Exercise objective ▸ Report how many lines of the data below contain "Sakit". Give nothing besides the number.

Data for this task ▸
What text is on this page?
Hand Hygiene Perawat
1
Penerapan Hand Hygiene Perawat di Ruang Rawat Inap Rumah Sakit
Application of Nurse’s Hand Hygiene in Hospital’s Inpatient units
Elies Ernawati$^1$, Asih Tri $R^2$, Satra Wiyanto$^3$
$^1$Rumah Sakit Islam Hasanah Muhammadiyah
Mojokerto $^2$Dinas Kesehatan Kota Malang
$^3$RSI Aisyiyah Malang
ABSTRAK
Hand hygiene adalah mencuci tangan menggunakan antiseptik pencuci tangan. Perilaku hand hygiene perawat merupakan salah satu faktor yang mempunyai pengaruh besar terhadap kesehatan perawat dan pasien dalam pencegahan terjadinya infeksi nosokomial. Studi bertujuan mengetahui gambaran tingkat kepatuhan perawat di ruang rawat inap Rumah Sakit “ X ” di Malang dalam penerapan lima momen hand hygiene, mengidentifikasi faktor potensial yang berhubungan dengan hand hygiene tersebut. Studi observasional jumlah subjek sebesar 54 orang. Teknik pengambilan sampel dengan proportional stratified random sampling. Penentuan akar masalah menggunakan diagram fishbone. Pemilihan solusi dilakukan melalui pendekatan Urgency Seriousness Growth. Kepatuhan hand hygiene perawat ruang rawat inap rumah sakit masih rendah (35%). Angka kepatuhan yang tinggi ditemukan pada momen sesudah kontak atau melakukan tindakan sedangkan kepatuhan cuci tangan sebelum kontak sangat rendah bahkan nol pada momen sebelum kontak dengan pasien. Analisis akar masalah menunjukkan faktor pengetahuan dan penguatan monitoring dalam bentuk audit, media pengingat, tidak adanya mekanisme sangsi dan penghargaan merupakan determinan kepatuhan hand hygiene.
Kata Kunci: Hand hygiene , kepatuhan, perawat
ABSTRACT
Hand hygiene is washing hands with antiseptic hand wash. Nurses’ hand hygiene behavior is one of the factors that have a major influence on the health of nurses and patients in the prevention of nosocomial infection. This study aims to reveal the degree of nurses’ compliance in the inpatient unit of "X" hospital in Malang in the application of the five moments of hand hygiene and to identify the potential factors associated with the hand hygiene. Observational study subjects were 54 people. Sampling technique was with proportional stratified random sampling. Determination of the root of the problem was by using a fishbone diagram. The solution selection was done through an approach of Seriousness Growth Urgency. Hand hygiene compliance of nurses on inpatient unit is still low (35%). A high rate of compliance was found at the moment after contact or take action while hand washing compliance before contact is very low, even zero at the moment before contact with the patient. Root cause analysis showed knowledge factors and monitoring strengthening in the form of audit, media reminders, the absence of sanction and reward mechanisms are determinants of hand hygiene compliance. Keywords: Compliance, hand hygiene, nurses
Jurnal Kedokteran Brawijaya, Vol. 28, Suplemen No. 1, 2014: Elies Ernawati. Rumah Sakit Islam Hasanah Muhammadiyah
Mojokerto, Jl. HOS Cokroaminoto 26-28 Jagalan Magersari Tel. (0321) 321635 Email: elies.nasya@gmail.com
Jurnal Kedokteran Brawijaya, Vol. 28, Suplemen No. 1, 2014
--
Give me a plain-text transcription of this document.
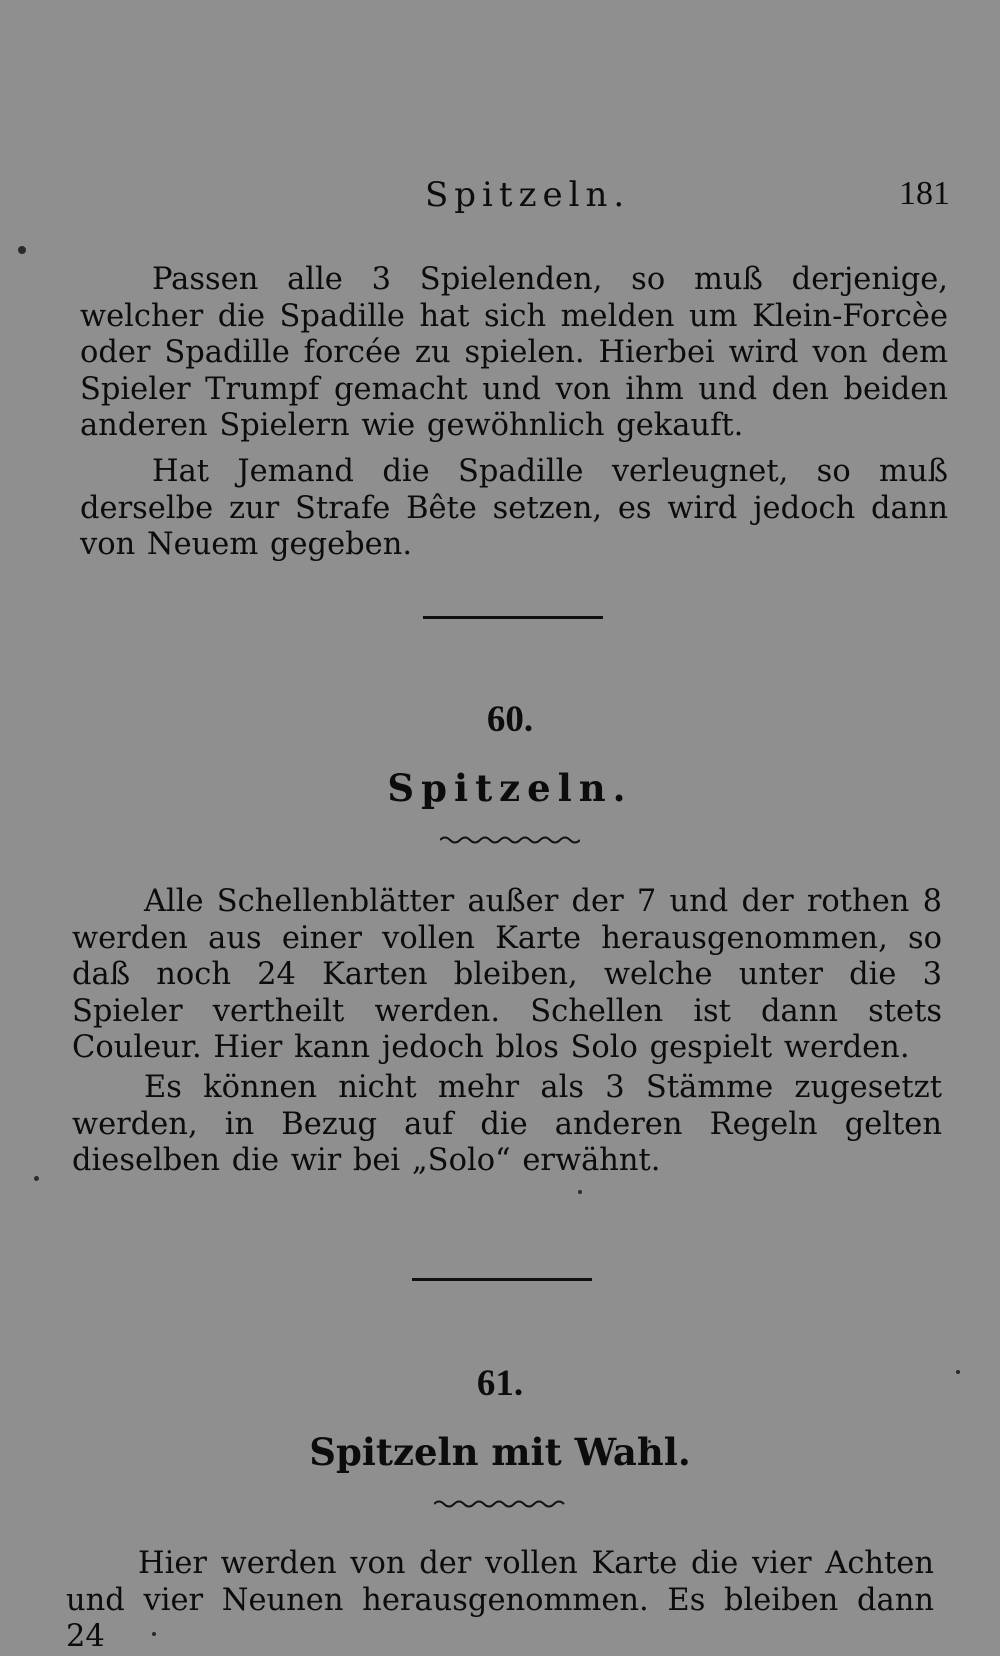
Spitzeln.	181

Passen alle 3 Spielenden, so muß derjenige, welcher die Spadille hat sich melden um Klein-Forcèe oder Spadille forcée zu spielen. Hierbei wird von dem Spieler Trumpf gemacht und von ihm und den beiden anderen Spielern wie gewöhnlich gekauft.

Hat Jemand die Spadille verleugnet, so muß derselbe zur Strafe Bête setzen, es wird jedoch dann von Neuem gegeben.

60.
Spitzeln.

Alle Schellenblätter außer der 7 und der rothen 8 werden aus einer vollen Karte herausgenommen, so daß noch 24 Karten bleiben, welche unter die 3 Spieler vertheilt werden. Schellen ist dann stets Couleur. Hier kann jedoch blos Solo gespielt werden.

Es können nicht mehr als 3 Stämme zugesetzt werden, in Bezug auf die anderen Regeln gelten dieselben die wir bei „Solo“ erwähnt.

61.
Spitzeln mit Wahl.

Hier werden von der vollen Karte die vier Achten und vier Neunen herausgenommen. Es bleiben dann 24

Response area ▸ 4